• [Exercise directions]: Search the material for the word "fait" and copy each line that holds it.

• [Input]:
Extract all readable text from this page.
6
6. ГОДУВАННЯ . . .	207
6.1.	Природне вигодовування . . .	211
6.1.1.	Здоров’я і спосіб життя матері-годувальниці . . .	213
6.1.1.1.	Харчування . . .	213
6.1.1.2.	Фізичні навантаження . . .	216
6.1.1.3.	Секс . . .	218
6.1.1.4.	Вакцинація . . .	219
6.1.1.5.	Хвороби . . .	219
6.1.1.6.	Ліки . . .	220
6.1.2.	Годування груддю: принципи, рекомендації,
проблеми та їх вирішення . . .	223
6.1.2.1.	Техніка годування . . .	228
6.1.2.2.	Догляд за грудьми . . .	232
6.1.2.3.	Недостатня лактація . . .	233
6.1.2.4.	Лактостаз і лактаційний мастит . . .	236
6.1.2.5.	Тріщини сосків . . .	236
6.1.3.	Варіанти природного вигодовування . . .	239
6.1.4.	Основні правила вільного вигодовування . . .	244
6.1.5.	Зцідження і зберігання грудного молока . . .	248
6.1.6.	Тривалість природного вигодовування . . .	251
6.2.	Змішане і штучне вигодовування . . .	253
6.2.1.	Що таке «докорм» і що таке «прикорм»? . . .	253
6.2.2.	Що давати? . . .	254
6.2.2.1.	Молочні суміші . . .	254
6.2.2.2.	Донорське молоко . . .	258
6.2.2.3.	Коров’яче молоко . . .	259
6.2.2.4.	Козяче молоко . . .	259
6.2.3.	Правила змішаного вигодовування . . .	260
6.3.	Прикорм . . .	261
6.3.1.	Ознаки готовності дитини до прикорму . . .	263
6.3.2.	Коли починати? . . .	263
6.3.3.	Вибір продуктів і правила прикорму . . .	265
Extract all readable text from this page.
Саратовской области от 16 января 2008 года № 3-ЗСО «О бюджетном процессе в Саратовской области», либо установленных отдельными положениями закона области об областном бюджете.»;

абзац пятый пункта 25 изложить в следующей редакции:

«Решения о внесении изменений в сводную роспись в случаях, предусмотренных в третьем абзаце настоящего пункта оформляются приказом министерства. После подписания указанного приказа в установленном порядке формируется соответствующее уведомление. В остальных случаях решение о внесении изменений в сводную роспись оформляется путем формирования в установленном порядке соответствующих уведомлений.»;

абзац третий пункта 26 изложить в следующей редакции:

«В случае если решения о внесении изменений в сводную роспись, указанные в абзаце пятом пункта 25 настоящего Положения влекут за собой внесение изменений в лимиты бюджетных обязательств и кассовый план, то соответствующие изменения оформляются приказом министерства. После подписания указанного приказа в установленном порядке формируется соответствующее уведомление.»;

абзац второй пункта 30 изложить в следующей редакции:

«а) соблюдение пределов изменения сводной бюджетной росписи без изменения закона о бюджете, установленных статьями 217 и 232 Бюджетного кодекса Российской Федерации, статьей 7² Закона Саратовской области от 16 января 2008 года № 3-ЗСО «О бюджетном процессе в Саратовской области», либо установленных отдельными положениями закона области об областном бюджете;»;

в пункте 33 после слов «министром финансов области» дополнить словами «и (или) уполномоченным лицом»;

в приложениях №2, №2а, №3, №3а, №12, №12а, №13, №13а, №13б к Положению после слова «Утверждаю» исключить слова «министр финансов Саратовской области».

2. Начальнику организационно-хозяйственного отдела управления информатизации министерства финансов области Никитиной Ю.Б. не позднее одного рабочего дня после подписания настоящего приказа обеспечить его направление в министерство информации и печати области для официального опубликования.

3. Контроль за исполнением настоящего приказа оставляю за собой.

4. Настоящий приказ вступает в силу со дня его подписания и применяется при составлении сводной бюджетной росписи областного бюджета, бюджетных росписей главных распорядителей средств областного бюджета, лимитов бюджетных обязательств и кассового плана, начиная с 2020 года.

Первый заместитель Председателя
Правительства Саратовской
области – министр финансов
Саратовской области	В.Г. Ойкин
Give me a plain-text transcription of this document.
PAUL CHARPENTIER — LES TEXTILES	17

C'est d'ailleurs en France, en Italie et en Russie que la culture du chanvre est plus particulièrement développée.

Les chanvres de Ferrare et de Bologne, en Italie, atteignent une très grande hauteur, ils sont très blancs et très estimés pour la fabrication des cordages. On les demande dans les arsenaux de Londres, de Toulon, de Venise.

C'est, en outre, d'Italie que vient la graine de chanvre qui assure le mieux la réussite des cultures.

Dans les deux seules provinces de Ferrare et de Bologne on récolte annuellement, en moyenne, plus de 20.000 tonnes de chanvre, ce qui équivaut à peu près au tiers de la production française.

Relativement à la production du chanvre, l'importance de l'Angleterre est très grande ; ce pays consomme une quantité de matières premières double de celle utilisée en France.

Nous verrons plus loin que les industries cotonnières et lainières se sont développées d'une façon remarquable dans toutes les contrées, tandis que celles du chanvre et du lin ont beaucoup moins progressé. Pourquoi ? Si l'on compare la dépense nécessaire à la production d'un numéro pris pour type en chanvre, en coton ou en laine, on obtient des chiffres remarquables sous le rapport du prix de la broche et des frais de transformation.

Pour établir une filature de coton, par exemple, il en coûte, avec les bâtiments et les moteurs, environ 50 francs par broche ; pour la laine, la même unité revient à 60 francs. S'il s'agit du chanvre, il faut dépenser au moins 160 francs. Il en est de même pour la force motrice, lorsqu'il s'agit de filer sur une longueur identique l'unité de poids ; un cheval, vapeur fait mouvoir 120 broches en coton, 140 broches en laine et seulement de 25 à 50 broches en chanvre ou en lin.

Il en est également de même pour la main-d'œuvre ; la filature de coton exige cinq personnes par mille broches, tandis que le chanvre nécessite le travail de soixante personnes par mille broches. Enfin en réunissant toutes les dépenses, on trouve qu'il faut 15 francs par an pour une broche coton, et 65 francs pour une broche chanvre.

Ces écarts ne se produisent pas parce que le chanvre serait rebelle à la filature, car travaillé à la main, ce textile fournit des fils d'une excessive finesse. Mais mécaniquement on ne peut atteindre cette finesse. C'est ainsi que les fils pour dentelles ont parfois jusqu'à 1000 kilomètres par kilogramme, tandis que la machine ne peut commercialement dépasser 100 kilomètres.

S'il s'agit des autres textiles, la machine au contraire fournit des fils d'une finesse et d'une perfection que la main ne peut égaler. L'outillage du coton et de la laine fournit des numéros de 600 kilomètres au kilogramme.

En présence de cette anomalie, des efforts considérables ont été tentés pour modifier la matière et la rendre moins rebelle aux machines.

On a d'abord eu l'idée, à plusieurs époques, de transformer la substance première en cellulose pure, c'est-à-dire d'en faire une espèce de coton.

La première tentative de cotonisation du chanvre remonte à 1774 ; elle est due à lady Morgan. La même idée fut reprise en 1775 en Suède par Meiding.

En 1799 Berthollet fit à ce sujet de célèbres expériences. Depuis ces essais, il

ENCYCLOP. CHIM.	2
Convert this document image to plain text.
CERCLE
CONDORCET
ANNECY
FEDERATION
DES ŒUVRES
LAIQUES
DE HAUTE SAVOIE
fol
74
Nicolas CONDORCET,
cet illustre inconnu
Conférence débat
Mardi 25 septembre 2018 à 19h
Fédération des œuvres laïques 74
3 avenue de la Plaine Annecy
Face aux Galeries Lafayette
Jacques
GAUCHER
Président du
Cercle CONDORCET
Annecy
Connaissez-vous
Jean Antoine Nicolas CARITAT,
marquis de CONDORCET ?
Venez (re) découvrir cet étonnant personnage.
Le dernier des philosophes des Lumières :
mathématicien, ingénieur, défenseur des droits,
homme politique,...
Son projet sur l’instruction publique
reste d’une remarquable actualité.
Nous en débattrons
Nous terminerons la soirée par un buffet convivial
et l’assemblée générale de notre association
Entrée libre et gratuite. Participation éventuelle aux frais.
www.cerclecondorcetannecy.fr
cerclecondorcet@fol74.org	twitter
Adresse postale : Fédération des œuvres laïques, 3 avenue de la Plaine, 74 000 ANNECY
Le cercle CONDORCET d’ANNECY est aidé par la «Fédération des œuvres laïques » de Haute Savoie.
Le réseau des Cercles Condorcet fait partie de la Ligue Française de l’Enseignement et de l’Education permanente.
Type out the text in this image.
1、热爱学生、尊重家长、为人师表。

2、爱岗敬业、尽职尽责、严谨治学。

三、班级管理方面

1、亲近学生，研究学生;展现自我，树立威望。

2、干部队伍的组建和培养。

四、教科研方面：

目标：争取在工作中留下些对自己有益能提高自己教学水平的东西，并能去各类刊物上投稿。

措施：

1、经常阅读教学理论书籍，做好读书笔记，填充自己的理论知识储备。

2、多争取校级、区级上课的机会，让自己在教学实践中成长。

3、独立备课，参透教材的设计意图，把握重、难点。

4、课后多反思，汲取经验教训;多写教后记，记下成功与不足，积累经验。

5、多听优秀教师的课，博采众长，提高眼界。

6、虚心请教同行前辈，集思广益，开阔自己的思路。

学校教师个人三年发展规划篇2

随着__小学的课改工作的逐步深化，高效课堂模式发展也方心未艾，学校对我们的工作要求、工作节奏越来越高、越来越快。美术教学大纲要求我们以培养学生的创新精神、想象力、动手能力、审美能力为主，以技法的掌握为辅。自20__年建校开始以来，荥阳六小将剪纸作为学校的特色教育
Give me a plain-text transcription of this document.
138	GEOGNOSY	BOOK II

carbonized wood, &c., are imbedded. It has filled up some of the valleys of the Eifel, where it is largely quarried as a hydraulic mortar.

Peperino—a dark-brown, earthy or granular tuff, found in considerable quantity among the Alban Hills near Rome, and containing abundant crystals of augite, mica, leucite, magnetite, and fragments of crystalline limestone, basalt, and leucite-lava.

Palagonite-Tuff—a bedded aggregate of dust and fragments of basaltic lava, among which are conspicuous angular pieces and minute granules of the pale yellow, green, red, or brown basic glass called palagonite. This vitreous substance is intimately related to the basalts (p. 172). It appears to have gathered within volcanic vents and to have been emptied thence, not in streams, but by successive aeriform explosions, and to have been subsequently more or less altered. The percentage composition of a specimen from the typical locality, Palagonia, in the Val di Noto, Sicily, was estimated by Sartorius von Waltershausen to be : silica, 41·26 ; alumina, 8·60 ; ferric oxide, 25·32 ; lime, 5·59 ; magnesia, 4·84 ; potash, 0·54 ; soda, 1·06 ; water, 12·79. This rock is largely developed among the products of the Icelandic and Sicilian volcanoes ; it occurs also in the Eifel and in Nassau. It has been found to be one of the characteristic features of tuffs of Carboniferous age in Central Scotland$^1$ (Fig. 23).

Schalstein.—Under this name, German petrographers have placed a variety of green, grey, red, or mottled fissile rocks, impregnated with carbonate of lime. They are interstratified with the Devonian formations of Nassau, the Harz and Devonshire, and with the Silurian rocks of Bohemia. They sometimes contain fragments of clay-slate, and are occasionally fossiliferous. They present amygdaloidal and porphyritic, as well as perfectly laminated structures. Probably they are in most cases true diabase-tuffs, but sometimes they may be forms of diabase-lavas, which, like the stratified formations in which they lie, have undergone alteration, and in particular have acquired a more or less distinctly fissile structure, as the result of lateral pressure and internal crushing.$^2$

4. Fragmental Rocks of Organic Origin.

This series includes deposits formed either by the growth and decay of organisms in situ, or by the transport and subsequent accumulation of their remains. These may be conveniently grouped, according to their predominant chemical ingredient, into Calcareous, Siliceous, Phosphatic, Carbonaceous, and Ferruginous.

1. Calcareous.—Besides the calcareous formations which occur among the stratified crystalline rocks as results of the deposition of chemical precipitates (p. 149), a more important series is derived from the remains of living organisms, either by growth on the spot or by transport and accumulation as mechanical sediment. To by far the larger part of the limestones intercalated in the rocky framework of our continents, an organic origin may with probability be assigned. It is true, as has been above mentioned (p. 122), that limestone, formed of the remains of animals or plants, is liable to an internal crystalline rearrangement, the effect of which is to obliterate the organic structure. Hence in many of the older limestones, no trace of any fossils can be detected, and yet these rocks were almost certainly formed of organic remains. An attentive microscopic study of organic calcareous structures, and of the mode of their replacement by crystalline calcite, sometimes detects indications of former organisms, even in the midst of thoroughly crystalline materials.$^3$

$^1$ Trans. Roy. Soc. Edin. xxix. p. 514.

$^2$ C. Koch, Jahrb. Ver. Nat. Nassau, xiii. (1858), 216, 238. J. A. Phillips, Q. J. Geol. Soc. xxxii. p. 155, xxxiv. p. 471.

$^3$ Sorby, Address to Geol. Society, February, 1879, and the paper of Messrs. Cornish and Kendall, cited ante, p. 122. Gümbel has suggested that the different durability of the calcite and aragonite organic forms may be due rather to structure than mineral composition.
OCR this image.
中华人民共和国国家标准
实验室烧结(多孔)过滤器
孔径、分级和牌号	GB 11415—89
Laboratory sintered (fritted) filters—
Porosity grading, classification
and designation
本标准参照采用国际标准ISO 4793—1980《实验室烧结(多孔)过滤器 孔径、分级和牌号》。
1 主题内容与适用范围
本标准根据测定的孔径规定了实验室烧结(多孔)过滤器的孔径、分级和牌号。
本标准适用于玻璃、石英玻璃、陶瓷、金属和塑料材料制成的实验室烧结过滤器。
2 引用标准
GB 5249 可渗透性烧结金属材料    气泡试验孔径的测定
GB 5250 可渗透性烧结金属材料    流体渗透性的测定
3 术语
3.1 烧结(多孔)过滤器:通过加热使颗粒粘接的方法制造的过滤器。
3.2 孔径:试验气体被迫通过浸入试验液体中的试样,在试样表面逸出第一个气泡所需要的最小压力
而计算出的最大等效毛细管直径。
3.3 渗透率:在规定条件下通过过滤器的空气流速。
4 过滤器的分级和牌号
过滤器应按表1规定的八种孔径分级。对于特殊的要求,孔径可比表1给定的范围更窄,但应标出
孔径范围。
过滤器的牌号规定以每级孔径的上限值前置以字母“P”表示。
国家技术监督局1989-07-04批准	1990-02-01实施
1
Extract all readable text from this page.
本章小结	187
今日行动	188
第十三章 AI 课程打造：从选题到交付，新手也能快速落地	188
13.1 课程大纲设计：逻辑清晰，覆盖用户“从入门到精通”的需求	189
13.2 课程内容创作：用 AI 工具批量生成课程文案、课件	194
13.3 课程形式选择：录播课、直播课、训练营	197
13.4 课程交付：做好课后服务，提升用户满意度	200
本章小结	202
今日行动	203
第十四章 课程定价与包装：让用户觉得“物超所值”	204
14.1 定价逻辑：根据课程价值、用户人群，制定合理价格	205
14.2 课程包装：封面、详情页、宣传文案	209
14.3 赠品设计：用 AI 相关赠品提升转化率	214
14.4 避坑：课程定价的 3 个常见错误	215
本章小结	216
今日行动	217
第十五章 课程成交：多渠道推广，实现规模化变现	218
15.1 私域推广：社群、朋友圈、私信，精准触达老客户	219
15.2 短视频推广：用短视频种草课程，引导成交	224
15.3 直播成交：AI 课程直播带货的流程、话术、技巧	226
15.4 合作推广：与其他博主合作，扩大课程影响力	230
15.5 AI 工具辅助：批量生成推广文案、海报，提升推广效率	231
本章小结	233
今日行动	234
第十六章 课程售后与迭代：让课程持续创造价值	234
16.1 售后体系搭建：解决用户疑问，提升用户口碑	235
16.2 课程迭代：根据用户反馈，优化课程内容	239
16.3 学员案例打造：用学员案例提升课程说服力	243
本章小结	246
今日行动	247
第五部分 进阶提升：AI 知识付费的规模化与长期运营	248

• [Task solution]:
Pour établir une filature de coton, par exemple, il en coûte, avec les bâtiments et les moteurs, environ 50 francs par broche ; pour la laine, la même unité revient à 60 francs. S'il s'agit du chanvre, il faut dépenser au moins 160 francs. Il en est de même pour la force motrice, lorsqu'il s'agit de filer sur une longueur identique l'unité de poids ; un cheval, vapeur fait mouvoir 120 broches en coton, 140 broches en laine et seulement de 25 à 50 broches en chanvre ou en lin.
Le réseau des Cercles Condorcet fait partie de la Ligue Française de l’Enseignement et de l’Education permanente.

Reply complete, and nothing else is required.